### EXERCISE DIRECTIONS
In the records below, find each line containing the word "this" and copy it.

Dataset rows about figures:
-- Start --

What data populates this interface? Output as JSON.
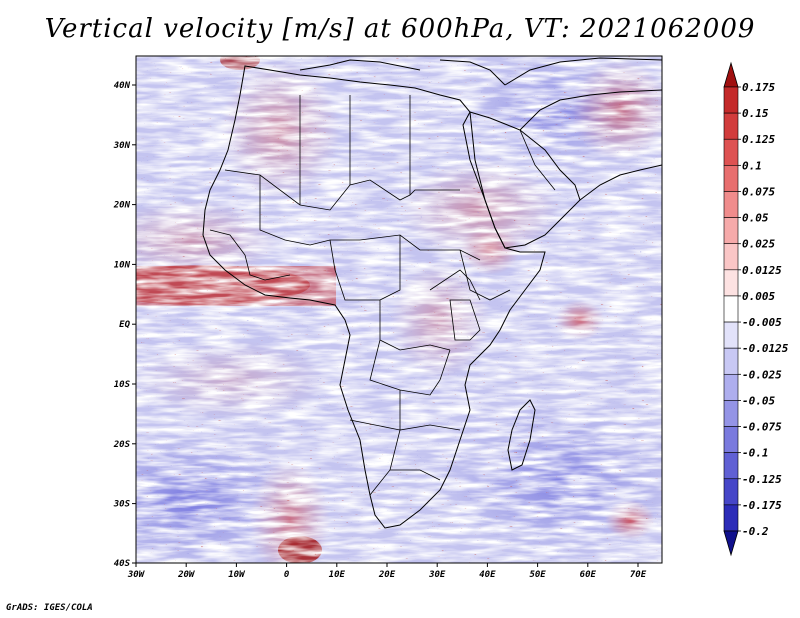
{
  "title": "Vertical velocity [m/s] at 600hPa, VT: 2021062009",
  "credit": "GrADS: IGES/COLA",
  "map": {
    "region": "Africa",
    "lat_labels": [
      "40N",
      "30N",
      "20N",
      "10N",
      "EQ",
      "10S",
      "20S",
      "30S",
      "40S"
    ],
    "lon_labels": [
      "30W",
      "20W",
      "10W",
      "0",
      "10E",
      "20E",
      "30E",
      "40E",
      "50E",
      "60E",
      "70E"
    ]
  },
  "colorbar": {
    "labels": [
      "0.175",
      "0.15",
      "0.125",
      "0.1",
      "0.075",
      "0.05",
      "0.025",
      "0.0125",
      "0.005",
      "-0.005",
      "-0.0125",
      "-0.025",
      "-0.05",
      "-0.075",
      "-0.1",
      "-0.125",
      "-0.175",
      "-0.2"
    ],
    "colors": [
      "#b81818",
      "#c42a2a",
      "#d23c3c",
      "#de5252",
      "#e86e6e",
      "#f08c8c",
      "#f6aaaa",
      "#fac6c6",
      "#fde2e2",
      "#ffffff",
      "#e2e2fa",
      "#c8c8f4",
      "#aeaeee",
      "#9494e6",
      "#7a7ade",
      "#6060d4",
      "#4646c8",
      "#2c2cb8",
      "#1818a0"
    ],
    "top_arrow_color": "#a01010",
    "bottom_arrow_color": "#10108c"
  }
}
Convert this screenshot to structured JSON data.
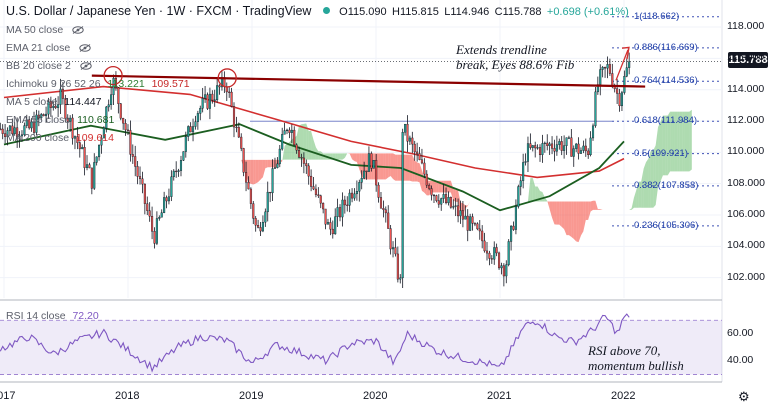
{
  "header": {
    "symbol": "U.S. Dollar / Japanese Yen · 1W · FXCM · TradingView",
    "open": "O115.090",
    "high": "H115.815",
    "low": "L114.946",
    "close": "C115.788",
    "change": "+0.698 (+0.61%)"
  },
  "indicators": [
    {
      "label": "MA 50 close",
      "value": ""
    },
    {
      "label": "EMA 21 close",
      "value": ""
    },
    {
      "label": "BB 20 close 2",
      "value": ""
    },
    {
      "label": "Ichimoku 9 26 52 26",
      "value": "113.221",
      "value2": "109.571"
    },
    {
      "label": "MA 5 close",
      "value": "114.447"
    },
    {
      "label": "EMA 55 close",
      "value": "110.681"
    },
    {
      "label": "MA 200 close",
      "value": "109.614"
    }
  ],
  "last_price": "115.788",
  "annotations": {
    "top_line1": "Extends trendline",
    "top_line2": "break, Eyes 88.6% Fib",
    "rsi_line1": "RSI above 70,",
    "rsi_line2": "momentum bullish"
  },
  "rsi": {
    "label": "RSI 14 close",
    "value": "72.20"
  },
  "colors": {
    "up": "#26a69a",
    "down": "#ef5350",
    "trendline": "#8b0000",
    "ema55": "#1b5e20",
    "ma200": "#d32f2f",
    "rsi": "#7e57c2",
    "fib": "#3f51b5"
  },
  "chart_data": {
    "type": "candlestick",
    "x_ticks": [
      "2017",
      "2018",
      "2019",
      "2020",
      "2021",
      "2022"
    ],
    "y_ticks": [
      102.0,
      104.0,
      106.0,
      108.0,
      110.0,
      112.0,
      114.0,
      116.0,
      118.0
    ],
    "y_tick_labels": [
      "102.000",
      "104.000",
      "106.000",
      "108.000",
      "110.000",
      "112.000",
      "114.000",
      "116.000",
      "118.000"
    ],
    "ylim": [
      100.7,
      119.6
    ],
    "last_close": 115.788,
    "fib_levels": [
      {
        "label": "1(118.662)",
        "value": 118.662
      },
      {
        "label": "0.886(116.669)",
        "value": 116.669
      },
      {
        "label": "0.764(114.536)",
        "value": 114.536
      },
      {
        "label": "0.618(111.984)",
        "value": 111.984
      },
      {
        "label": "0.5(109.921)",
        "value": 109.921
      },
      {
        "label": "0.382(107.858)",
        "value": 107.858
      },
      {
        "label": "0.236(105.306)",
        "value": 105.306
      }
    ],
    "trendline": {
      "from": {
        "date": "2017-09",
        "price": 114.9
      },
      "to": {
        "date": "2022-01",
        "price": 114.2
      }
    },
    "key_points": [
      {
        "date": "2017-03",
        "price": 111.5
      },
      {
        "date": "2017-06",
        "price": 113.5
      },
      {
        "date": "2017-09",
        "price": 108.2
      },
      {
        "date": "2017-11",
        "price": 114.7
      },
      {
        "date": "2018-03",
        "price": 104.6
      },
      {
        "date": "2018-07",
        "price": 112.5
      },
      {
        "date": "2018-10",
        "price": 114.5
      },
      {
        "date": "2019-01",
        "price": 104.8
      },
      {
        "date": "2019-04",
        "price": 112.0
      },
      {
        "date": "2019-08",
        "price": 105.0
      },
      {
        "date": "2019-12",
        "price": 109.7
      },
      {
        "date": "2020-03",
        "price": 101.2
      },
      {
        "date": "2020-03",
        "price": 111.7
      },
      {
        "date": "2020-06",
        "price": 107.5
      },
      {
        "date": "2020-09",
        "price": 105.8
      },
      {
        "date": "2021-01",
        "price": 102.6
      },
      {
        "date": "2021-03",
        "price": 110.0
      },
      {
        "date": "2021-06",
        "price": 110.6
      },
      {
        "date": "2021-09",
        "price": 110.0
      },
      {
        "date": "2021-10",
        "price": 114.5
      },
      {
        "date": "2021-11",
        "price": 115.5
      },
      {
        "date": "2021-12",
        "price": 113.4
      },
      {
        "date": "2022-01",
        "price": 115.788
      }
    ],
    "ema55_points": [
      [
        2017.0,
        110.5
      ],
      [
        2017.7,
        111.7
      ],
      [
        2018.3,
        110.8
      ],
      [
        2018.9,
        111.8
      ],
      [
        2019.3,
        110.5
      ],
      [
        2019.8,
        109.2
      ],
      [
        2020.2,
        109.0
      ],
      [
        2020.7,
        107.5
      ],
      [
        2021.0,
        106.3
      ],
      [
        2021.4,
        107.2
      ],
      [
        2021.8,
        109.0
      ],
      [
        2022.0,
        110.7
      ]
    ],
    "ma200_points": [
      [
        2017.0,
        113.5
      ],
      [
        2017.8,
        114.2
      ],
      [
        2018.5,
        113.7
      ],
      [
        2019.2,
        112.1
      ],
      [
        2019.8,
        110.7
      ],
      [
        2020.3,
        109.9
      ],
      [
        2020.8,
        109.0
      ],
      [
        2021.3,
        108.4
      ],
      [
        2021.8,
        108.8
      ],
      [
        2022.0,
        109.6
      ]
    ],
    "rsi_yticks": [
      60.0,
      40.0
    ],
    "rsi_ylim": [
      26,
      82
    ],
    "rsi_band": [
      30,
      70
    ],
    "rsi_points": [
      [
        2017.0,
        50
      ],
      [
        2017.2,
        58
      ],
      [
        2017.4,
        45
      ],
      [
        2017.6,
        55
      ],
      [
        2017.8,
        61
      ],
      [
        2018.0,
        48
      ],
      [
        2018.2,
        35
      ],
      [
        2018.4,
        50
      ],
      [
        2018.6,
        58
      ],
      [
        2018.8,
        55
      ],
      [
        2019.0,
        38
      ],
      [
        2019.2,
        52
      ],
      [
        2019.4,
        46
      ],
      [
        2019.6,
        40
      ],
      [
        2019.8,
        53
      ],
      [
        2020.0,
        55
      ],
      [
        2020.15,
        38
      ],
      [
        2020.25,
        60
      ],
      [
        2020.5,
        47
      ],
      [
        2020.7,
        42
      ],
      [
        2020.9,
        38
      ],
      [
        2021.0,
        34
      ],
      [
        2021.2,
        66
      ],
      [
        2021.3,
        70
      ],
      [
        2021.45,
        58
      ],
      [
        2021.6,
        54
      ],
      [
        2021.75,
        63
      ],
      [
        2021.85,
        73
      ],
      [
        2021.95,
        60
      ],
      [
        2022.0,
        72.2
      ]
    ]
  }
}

-- End --

### WRITTEN REPLY
What data populates this interface? Output as JSON.
Convert this screenshot to structured JSON data.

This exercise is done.